> _Task goal_: Write out each line beneath this one exactly as it reads.

════

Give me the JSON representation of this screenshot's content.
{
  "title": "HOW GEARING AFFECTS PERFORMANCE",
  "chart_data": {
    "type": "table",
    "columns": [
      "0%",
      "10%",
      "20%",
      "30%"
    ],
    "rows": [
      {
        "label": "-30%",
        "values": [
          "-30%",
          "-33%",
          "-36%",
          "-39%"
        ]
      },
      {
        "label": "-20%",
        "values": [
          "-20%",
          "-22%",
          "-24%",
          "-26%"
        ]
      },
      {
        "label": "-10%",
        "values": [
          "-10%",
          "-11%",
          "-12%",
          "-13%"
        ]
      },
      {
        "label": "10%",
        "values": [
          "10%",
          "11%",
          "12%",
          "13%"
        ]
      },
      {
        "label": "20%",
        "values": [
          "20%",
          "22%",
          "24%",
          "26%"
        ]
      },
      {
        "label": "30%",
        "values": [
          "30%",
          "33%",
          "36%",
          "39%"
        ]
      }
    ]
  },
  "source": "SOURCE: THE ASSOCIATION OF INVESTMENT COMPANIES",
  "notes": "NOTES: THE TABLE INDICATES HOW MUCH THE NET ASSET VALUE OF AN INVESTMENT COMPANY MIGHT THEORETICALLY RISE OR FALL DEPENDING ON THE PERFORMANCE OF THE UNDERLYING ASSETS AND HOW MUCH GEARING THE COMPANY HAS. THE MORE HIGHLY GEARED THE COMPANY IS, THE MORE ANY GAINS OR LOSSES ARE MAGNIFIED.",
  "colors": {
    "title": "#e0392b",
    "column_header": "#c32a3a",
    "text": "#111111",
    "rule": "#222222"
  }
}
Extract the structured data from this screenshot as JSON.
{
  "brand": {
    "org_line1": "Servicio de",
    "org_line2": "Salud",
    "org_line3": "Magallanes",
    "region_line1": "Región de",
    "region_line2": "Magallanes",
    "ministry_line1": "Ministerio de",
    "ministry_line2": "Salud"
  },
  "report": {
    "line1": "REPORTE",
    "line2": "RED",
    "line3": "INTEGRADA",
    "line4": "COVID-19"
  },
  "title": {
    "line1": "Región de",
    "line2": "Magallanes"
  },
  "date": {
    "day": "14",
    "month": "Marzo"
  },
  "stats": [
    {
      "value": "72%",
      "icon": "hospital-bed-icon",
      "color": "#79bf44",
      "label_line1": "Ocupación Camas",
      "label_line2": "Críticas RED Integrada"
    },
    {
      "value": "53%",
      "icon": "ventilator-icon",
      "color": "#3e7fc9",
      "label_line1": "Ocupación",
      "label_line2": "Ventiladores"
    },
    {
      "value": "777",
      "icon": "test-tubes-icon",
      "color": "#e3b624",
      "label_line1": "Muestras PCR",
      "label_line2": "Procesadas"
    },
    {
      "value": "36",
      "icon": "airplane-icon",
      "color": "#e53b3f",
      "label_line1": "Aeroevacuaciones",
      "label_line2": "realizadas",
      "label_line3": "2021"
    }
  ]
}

════

> _Exercise response_:
Give me the JSON representation of this screenshot's content.
{
  "title": "HOW GEARING AFFECTS PERFORMANCE",
  "chart_data": {
    "type": "table",
    "columns": [
      "0%",
      "10%",
      "20%",
      "30%"
    ],
    "rows": [
      {
        "label": "-30%",
        "values": [
          "-30%",
          "-33%",
          "-36%",
          "-39%"
        ]
      },
      {
        "label": "-20%",
        "values": [
          "-20%",
          "-22%",
          "-24%",
          "-26%"
        ]
      },
      {
        "label": "-10%",
        "values": [
          "-10%",
          "-11%",
          "-12%",
          "-13%"
        ]
      },
      {
        "label": "10%",
        "values": [
          "10%",
          "11%",
          "12%",
          "13%"
        ]
      },
      {
        "label": "20%",
        "values": [
          "20%",
          "22%",
          "24%",
          "26%"
        ]
      },
      {
        "label": "30%",
        "values": [
          "30%",
          "33%",
          "36%",
          "39%"
        ]
      }
    ]
  },
  "source": "SOURCE: THE ASSOCIATION OF INVESTMENT COMPANIES",
  "notes": "NOTES: THE TABLE INDICATES HOW MUCH THE NET ASSET VALUE OF AN INVESTMENT COMPANY MIGHT THEORETICALLY RISE OR FALL DEPENDING ON THE PERFORMANCE OF THE UNDERLYING ASSETS AND HOW MUCH GEARING THE COMPANY HAS. THE MORE HIGHLY GEARED THE COMPANY IS, THE MORE ANY GAINS OR LOSSES ARE MAGNIFIED.",
  "colors": {
    "title": "#e0392b",
    "column_header": "#c32a3a",
    "text": "#111111",
    "rule": "#222222"
  }
}
Extract the structured data from this screenshot as JSON.
{
  "brand": {
    "org_line1": "Servicio de",
    "org_line2": "Salud",
    "org_line3": "Magallanes",
    "region_line1": "Región de",
    "region_line2": "Magallanes",
    "ministry_line1": "Ministerio de",
    "ministry_line2": "Salud"
  },
  "report": {
    "line1": "REPORTE",
    "line2": "RED",
    "line3": "INTEGRADA",
    "line4": "COVID-19"
  },
  "title": {
    "line1": "Región de",
    "line2": "Magallanes"
  },
  "date": {
    "day": "14",
    "month": "Marzo"
  },
  "stats": [
    {
      "value": "72%",
      "icon": "hospital-bed-icon",
      "color": "#79bf44",
      "label_line1": "Ocupación Camas",
      "label_line2": "Críticas RED Integrada"
    },
    {
      "value": "53%",
      "icon": "ventilator-icon",
      "color": "#3e7fc9",
      "label_line1": "Ocupación",
      "label_line2": "Ventiladores"
    },
    {
      "value": "777",
      "icon": "test-tubes-icon",
      "color": "#e3b624",
      "label_line1": "Muestras PCR",
      "label_line2": "Procesadas"
    },
    {
      "value": "36",
      "icon": "airplane-icon",
      "color": "#e53b3f",
      "label_line1": "Aeroevacuaciones",
      "label_line2": "realizadas",
      "label_line3": "2021"
    }
  ]
}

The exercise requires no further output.